*Your objective:* Quote the whole listing word for word. Do not include the pictures.

*Information given:*
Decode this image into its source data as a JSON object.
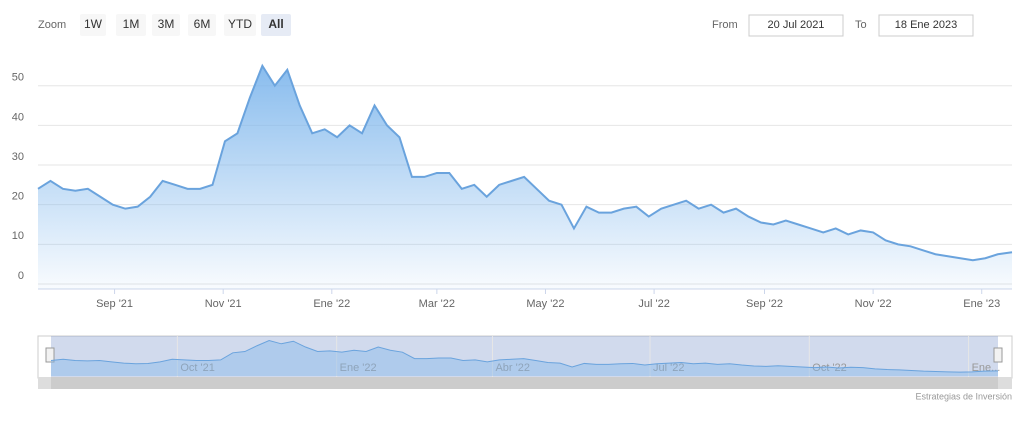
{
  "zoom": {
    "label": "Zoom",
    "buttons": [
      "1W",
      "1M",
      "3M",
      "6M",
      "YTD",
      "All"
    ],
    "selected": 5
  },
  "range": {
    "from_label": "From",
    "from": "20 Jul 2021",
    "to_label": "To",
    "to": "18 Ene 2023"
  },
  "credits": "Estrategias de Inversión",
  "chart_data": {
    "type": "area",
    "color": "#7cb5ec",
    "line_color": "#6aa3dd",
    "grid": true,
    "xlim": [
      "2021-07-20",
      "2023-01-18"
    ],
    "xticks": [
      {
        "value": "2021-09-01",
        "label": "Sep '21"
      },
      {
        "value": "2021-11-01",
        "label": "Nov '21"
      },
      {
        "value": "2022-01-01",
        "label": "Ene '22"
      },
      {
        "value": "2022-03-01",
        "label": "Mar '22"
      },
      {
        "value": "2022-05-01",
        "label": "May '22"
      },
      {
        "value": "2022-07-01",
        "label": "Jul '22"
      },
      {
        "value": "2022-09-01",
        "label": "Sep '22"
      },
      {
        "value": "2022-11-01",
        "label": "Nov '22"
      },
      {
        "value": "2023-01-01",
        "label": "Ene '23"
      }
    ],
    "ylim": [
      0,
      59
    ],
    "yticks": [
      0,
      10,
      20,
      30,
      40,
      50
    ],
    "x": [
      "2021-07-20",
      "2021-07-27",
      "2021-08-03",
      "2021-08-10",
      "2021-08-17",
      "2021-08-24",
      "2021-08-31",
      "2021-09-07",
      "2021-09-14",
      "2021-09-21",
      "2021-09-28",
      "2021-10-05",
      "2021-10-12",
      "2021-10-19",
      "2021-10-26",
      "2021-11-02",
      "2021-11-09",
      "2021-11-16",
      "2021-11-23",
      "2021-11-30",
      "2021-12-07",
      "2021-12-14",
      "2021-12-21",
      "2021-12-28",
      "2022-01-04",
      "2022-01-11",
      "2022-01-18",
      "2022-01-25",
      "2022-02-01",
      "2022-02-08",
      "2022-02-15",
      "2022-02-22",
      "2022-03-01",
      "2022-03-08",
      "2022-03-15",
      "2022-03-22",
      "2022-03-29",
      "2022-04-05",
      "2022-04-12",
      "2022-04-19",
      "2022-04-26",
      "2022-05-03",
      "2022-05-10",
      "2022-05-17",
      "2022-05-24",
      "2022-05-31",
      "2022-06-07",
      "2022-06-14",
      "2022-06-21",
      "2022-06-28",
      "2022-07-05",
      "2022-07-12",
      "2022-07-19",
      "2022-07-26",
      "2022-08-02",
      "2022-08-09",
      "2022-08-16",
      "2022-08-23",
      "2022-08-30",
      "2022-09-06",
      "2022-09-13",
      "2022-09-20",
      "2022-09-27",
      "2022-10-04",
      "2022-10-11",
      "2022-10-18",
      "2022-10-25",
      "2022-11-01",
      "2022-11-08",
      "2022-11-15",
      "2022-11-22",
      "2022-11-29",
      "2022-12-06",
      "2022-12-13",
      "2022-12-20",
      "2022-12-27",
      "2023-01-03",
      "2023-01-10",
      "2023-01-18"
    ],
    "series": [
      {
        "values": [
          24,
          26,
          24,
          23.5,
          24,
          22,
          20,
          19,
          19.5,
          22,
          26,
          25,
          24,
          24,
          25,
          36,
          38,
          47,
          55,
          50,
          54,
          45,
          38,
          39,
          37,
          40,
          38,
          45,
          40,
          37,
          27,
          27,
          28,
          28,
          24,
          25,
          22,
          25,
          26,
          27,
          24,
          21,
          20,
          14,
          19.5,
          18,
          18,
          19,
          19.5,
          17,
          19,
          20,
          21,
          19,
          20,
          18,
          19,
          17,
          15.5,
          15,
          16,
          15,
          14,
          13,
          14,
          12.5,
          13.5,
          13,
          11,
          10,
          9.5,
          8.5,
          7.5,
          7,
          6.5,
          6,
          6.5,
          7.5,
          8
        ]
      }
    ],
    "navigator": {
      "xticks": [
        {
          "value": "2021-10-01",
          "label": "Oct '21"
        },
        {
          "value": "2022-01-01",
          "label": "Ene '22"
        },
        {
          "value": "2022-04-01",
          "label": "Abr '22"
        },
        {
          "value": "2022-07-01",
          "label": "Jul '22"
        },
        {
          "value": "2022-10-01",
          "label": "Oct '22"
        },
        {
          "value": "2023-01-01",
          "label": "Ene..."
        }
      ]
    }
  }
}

*The response:*
Decode this image into its source data as a JSON object.
{
  "zoom": {
    "label": "Zoom",
    "buttons": [
      "1W",
      "1M",
      "3M",
      "6M",
      "YTD",
      "All"
    ],
    "selected": 5
  },
  "range": {
    "from_label": "From",
    "from": "20 Jul 2021",
    "to_label": "To",
    "to": "18 Ene 2023"
  },
  "credits": "Estrategias de Inversión",
  "chart_data": {
    "type": "area",
    "color": "#7cb5ec",
    "line_color": "#6aa3dd",
    "grid": true,
    "xlim": [
      "2021-07-20",
      "2023-01-18"
    ],
    "xticks": [
      {
        "value": "2021-09-01",
        "label": "Sep '21"
      },
      {
        "value": "2021-11-01",
        "label": "Nov '21"
      },
      {
        "value": "2022-01-01",
        "label": "Ene '22"
      },
      {
        "value": "2022-03-01",
        "label": "Mar '22"
      },
      {
        "value": "2022-05-01",
        "label": "May '22"
      },
      {
        "value": "2022-07-01",
        "label": "Jul '22"
      },
      {
        "value": "2022-09-01",
        "label": "Sep '22"
      },
      {
        "value": "2022-11-01",
        "label": "Nov '22"
      },
      {
        "value": "2023-01-01",
        "label": "Ene '23"
      }
    ],
    "ylim": [
      0,
      59
    ],
    "yticks": [
      0,
      10,
      20,
      30,
      40,
      50
    ],
    "x": [
      "2021-07-20",
      "2021-07-27",
      "2021-08-03",
      "2021-08-10",
      "2021-08-17",
      "2021-08-24",
      "2021-08-31",
      "2021-09-07",
      "2021-09-14",
      "2021-09-21",
      "2021-09-28",
      "2021-10-05",
      "2021-10-12",
      "2021-10-19",
      "2021-10-26",
      "2021-11-02",
      "2021-11-09",
      "2021-11-16",
      "2021-11-23",
      "2021-11-30",
      "2021-12-07",
      "2021-12-14",
      "2021-12-21",
      "2021-12-28",
      "2022-01-04",
      "2022-01-11",
      "2022-01-18",
      "2022-01-25",
      "2022-02-01",
      "2022-02-08",
      "2022-02-15",
      "2022-02-22",
      "2022-03-01",
      "2022-03-08",
      "2022-03-15",
      "2022-03-22",
      "2022-03-29",
      "2022-04-05",
      "2022-04-12",
      "2022-04-19",
      "2022-04-26",
      "2022-05-03",
      "2022-05-10",
      "2022-05-17",
      "2022-05-24",
      "2022-05-31",
      "2022-06-07",
      "2022-06-14",
      "2022-06-21",
      "2022-06-28",
      "2022-07-05",
      "2022-07-12",
      "2022-07-19",
      "2022-07-26",
      "2022-08-02",
      "2022-08-09",
      "2022-08-16",
      "2022-08-23",
      "2022-08-30",
      "2022-09-06",
      "2022-09-13",
      "2022-09-20",
      "2022-09-27",
      "2022-10-04",
      "2022-10-11",
      "2022-10-18",
      "2022-10-25",
      "2022-11-01",
      "2022-11-08",
      "2022-11-15",
      "2022-11-22",
      "2022-11-29",
      "2022-12-06",
      "2022-12-13",
      "2022-12-20",
      "2022-12-27",
      "2023-01-03",
      "2023-01-10",
      "2023-01-18"
    ],
    "series": [
      {
        "values": [
          24,
          26,
          24,
          23.5,
          24,
          22,
          20,
          19,
          19.5,
          22,
          26,
          25,
          24,
          24,
          25,
          36,
          38,
          47,
          55,
          50,
          54,
          45,
          38,
          39,
          37,
          40,
          38,
          45,
          40,
          37,
          27,
          27,
          28,
          28,
          24,
          25,
          22,
          25,
          26,
          27,
          24,
          21,
          20,
          14,
          19.5,
          18,
          18,
          19,
          19.5,
          17,
          19,
          20,
          21,
          19,
          20,
          18,
          19,
          17,
          15.5,
          15,
          16,
          15,
          14,
          13,
          14,
          12.5,
          13.5,
          13,
          11,
          10,
          9.5,
          8.5,
          7.5,
          7,
          6.5,
          6,
          6.5,
          7.5,
          8
        ]
      }
    ],
    "navigator": {
      "xticks": [
        {
          "value": "2021-10-01",
          "label": "Oct '21"
        },
        {
          "value": "2022-01-01",
          "label": "Ene '22"
        },
        {
          "value": "2022-04-01",
          "label": "Abr '22"
        },
        {
          "value": "2022-07-01",
          "label": "Jul '22"
        },
        {
          "value": "2022-10-01",
          "label": "Oct '22"
        },
        {
          "value": "2023-01-01",
          "label": "Ene..."
        }
      ]
    }
  }
}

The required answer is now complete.